* **Task goal**: Determine how many lines contain the string "UNIVERSIDAD". Respond with that number and nothing more.

•••••

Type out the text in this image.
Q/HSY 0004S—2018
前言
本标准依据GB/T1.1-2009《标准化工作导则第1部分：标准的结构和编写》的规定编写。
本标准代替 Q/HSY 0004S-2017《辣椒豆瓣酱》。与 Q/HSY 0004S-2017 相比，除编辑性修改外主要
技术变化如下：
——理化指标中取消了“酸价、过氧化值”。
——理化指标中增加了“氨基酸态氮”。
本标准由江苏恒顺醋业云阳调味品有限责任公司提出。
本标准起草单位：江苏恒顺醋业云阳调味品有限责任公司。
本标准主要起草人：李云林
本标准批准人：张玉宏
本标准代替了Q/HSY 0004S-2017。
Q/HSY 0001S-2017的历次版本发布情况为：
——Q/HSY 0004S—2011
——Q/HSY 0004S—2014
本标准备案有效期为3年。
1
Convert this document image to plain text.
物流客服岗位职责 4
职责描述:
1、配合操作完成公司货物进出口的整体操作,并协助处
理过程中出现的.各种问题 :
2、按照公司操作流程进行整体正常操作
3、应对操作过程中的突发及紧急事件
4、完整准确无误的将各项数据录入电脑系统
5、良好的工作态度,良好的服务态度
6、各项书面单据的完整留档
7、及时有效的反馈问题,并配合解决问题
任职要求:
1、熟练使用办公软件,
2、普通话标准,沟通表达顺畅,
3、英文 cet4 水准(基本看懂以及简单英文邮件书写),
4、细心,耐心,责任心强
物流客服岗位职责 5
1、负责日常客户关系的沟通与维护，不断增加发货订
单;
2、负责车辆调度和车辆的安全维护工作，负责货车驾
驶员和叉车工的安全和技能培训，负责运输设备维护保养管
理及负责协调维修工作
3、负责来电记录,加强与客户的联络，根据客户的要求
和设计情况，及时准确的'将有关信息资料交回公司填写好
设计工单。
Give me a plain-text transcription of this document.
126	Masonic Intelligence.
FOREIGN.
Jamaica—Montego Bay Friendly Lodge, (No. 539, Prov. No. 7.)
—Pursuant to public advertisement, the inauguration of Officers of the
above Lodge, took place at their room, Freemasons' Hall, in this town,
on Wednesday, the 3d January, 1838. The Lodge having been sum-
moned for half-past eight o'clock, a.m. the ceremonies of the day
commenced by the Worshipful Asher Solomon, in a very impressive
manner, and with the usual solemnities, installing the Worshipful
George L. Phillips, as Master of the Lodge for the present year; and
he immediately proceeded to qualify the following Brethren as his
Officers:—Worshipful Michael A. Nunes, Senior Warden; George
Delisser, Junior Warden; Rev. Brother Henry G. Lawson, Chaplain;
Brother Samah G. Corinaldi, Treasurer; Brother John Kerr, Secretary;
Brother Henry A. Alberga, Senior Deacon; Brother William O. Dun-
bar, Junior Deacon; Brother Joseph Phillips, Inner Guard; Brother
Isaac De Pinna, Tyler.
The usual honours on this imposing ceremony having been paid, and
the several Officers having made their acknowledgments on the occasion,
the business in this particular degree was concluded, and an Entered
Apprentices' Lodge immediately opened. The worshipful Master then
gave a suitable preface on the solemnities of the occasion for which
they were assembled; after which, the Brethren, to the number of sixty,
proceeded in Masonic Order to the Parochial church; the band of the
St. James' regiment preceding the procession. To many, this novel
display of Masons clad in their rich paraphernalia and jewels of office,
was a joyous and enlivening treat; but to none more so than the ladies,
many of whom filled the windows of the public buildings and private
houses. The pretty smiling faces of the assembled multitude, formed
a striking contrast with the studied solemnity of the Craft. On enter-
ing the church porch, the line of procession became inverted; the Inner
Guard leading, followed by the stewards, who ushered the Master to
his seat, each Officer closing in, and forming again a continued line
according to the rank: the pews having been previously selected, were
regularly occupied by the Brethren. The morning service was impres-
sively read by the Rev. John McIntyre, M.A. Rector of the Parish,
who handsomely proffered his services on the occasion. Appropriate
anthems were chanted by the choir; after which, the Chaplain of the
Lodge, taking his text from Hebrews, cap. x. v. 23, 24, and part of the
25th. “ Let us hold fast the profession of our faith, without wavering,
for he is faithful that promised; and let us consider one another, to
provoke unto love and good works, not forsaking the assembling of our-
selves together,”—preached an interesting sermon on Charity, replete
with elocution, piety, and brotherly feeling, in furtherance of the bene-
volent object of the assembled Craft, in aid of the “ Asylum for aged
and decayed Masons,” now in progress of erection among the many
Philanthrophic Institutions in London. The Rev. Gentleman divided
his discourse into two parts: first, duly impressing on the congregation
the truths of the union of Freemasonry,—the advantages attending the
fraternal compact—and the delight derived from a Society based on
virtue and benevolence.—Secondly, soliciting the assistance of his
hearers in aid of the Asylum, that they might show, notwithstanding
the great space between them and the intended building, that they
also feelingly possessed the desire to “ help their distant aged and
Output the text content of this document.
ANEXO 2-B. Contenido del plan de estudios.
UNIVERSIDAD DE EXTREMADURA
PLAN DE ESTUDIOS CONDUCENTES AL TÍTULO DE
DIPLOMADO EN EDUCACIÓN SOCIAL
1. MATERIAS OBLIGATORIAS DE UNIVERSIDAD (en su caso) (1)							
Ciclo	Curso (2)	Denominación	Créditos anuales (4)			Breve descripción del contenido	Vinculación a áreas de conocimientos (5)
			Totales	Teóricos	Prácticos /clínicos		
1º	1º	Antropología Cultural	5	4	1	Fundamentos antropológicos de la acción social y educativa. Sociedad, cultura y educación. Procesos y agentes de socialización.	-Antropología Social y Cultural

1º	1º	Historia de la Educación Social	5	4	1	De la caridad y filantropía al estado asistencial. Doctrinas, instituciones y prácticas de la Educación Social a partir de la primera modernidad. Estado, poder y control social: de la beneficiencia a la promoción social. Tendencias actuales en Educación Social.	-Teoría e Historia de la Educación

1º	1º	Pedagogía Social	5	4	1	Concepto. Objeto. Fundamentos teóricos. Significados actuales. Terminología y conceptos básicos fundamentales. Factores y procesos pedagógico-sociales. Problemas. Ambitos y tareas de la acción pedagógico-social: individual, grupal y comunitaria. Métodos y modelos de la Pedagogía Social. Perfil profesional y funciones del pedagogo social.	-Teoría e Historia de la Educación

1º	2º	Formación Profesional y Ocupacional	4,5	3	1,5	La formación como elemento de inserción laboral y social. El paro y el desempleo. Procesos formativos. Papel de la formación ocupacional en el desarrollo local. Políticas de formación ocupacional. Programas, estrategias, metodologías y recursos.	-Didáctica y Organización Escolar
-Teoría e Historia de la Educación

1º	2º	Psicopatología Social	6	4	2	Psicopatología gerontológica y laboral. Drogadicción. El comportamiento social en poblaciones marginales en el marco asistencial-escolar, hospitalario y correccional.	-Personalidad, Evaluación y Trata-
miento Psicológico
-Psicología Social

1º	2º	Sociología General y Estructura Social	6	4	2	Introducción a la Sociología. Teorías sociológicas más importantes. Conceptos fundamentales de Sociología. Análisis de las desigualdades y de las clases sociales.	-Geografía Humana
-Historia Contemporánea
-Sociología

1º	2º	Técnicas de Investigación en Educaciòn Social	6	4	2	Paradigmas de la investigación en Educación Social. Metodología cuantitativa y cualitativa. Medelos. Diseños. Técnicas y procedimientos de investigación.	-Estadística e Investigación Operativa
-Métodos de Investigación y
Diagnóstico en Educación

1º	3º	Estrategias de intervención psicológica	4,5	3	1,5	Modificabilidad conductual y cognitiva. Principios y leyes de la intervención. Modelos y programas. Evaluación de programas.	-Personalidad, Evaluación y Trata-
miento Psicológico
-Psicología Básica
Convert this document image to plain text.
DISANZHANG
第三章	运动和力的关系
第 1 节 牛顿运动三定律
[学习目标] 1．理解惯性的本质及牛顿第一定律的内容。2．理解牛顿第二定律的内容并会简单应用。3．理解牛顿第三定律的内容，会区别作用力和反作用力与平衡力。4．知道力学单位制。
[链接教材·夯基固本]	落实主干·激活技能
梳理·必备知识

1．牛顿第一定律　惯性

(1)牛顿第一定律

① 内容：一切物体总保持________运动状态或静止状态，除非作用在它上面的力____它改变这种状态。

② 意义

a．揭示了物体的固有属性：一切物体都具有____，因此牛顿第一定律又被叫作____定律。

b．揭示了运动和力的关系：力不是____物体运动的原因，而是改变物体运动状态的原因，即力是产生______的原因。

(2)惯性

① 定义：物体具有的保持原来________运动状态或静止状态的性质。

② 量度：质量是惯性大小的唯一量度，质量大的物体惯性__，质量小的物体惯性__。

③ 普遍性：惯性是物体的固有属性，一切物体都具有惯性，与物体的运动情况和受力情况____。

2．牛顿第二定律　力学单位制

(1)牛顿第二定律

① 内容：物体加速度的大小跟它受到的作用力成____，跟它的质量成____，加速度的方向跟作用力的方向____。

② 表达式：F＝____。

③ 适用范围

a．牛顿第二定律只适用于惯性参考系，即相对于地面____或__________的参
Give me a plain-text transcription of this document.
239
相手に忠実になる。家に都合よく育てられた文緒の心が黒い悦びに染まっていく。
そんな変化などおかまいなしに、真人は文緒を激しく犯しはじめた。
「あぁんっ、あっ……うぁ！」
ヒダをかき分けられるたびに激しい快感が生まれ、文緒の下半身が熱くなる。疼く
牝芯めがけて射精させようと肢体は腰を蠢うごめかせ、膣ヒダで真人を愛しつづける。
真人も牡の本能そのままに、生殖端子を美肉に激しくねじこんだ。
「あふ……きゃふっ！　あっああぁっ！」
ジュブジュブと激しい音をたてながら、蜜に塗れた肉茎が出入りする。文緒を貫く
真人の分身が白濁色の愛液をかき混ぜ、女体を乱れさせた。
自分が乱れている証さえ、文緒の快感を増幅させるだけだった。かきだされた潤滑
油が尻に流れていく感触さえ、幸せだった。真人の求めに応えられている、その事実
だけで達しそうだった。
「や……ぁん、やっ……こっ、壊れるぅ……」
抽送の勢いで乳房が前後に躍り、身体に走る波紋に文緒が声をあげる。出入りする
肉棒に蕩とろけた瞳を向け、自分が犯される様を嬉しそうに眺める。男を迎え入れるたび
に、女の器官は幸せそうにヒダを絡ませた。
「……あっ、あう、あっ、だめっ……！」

•••••

* **Answer to this problem**: 2